Show every line where "examiner" occurs.

--- GIVEN INFORMATION ---

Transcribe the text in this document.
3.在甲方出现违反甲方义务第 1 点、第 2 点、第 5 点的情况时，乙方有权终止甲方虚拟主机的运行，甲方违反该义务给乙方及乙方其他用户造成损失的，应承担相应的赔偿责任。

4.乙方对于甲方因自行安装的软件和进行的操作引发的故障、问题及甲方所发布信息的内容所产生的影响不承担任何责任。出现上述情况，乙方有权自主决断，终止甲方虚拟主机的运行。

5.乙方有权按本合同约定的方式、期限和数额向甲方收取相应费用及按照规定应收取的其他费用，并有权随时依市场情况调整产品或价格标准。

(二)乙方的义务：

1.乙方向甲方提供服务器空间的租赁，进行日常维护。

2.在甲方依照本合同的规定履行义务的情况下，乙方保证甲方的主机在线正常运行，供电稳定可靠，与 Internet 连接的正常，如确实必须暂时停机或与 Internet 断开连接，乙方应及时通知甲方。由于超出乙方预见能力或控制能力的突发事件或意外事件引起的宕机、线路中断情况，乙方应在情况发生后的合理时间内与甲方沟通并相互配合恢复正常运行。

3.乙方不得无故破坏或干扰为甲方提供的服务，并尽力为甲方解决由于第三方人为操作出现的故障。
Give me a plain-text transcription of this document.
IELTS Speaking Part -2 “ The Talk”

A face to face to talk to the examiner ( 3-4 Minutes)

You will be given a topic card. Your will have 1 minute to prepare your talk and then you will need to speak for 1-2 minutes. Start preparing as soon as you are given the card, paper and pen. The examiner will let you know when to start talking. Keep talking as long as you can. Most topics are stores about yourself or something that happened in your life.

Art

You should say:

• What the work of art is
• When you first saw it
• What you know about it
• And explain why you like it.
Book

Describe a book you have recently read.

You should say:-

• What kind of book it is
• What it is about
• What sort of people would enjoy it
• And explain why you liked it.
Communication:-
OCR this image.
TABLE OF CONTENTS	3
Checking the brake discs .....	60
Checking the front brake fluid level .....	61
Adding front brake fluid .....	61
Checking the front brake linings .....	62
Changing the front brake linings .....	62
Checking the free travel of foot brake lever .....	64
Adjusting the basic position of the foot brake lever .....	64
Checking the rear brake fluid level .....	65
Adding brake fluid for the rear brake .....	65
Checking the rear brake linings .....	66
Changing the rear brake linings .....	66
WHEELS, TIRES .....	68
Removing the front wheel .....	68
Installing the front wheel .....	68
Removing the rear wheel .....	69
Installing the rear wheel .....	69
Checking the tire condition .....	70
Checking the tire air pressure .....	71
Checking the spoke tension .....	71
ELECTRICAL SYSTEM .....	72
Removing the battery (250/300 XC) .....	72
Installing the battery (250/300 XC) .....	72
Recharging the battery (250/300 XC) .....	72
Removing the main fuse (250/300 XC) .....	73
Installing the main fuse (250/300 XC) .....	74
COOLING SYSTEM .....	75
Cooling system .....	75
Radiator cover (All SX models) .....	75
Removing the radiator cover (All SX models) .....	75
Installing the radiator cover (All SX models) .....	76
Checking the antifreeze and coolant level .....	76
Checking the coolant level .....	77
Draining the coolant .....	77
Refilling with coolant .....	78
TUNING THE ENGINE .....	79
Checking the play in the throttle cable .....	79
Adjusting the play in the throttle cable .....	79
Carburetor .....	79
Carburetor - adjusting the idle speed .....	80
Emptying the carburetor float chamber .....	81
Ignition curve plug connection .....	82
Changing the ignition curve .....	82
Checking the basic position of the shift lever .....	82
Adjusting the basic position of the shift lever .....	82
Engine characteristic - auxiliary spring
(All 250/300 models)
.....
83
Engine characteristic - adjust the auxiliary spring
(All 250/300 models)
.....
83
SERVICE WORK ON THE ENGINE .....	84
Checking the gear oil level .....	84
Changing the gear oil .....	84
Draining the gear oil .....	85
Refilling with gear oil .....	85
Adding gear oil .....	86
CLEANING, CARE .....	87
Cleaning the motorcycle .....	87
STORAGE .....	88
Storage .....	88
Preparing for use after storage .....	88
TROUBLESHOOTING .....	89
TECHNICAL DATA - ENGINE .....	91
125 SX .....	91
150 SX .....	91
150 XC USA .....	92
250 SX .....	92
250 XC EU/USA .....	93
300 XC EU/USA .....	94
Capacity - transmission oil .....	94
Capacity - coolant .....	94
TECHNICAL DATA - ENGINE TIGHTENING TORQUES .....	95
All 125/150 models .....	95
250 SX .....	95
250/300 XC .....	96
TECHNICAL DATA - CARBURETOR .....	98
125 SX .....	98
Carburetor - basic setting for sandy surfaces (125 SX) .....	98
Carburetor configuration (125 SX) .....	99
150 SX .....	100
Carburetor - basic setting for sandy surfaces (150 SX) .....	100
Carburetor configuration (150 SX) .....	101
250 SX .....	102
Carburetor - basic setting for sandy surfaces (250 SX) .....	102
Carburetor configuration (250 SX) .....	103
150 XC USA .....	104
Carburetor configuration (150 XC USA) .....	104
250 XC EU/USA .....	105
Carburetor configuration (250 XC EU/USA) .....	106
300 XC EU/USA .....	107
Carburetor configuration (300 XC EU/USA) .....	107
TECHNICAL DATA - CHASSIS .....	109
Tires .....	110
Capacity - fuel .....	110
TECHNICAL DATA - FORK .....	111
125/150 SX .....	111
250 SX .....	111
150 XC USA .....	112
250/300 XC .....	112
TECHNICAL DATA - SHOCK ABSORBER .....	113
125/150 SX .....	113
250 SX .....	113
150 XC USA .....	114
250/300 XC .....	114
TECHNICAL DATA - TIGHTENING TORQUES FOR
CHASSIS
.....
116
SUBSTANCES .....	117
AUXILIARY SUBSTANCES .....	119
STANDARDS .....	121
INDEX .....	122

---

** EXERCISE ANSWER **
A face to face to talk to the examiner ( 3-4 Minutes)
You will be given a topic card. Your will have 1 minute to prepare your talk and then you will need to speak for 1-2 minutes. Start preparing as soon as you are given the card, paper and pen. The examiner will let you know when to start talking. Keep talking as long as you can. Most topics are stores about yourself or something that happened in your life.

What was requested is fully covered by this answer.